** REQUIRED WORK **
Gather all lines from the material that contain the word "ElectionNight".
>> Start
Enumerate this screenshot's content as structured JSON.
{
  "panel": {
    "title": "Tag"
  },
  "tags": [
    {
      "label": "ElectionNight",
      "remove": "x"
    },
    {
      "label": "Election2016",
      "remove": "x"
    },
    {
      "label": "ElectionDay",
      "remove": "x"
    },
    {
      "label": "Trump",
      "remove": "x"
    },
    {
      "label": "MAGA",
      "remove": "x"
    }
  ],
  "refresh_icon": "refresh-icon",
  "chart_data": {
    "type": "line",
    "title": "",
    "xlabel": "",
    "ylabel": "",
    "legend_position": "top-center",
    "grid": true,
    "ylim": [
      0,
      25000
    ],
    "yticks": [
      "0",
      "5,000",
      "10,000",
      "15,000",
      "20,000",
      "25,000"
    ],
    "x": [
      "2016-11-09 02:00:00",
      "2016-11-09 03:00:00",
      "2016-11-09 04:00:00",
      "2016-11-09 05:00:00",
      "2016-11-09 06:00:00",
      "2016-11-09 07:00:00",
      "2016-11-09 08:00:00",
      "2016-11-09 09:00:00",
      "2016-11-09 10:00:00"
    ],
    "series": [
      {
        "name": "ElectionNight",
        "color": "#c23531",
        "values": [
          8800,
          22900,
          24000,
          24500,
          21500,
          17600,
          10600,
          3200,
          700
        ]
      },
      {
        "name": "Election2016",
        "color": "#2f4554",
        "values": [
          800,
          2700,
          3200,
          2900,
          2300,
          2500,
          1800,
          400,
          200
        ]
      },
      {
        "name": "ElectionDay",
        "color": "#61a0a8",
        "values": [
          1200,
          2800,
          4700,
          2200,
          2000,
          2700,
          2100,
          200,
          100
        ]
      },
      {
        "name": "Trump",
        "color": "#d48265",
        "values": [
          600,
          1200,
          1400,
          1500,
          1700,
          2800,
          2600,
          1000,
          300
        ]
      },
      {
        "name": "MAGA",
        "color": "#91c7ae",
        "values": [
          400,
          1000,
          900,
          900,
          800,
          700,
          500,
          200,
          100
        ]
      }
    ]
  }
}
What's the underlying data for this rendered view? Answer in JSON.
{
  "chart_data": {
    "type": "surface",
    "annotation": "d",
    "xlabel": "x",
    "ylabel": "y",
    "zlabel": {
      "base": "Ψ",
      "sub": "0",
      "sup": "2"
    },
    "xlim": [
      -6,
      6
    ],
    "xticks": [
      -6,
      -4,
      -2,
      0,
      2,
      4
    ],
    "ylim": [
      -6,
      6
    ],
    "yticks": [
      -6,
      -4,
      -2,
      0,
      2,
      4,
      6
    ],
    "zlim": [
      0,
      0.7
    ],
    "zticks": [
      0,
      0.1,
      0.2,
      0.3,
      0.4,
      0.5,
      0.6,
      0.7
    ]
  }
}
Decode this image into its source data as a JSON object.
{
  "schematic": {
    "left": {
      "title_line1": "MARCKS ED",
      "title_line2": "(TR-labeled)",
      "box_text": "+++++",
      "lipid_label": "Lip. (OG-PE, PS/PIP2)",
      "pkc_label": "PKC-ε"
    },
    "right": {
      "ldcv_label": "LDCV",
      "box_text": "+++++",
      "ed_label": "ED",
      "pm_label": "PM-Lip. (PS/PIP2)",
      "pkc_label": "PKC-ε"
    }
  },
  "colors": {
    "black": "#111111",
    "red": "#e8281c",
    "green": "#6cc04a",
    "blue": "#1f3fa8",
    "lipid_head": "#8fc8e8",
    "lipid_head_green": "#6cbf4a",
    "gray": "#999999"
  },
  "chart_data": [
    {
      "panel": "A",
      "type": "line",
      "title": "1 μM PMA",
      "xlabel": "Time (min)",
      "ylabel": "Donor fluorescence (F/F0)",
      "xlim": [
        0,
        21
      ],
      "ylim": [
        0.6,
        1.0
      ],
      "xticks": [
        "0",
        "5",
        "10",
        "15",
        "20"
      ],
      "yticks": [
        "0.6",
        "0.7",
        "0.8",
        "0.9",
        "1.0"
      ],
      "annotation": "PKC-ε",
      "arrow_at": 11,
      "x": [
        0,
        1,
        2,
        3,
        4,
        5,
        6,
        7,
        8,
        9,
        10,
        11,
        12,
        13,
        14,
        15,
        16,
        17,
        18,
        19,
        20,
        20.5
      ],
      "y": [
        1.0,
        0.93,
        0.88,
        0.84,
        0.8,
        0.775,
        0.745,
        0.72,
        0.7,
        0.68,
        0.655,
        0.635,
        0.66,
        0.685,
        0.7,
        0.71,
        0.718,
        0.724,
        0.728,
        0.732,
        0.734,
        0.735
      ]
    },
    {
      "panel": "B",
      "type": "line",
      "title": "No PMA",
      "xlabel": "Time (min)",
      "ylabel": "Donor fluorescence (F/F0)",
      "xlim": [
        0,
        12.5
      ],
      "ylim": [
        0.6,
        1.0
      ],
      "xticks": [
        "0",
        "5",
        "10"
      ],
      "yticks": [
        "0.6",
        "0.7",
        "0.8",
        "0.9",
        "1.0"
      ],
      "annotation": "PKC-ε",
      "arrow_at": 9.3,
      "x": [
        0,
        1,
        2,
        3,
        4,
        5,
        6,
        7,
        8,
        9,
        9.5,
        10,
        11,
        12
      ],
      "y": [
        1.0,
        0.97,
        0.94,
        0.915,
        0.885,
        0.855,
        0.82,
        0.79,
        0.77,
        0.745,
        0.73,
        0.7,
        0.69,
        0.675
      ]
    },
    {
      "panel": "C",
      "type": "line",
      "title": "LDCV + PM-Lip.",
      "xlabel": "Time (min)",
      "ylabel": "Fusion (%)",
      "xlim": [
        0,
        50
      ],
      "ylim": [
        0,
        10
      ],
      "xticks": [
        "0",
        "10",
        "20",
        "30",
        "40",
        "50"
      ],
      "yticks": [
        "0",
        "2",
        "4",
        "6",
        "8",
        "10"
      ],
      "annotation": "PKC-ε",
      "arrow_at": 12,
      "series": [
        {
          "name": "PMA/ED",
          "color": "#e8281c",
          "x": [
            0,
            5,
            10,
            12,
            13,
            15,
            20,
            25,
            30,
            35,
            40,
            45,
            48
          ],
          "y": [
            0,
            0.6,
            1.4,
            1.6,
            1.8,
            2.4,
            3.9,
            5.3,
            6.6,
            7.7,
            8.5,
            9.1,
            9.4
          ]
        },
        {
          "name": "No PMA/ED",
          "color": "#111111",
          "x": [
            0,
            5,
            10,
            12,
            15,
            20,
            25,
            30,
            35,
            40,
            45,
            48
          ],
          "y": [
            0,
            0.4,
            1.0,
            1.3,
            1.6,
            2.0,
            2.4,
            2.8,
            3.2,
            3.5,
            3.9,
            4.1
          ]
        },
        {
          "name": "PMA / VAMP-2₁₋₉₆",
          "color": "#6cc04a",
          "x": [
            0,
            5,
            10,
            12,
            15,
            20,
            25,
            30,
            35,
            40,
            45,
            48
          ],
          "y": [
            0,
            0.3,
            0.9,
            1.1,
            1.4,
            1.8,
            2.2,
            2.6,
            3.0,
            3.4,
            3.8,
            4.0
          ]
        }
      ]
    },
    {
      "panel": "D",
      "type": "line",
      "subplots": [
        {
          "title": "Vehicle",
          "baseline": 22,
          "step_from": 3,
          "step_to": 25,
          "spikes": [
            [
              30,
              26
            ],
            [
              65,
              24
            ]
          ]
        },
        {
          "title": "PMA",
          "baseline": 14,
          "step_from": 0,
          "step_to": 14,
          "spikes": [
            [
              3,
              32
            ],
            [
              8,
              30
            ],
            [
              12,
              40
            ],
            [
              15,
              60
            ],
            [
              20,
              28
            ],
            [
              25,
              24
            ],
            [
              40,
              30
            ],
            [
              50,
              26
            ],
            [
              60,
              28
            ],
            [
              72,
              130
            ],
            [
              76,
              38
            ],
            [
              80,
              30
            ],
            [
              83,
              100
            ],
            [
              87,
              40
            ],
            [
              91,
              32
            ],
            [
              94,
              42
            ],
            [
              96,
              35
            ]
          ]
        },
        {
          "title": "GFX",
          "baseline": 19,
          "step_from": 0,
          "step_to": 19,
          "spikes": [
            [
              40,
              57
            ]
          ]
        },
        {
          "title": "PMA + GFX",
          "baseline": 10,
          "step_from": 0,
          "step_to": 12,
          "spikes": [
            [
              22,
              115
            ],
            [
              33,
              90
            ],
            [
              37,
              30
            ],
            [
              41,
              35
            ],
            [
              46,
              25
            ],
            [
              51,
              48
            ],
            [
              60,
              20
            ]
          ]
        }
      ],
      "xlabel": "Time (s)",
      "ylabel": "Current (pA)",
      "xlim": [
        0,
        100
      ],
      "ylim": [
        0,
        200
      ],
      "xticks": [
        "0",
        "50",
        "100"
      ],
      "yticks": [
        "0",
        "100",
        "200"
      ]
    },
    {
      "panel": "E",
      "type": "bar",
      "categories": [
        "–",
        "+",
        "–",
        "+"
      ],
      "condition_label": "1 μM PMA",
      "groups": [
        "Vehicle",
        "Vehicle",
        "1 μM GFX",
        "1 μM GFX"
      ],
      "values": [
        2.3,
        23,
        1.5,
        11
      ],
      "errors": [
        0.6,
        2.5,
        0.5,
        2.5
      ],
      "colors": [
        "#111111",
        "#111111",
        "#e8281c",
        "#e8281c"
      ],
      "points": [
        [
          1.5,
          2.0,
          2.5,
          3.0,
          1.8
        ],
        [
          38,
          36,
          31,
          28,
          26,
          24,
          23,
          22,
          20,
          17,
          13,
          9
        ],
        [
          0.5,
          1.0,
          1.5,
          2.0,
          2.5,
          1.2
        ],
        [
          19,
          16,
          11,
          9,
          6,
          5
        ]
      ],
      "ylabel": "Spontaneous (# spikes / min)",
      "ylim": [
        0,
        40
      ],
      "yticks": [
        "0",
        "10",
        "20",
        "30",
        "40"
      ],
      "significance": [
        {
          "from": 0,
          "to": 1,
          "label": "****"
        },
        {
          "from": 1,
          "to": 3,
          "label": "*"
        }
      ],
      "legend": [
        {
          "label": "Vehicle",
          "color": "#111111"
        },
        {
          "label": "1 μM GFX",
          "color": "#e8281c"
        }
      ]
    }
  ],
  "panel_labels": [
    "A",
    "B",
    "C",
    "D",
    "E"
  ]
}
>> End
** THE REPLY **
      "label": "ElectionNight",
        "name": "ElectionNight",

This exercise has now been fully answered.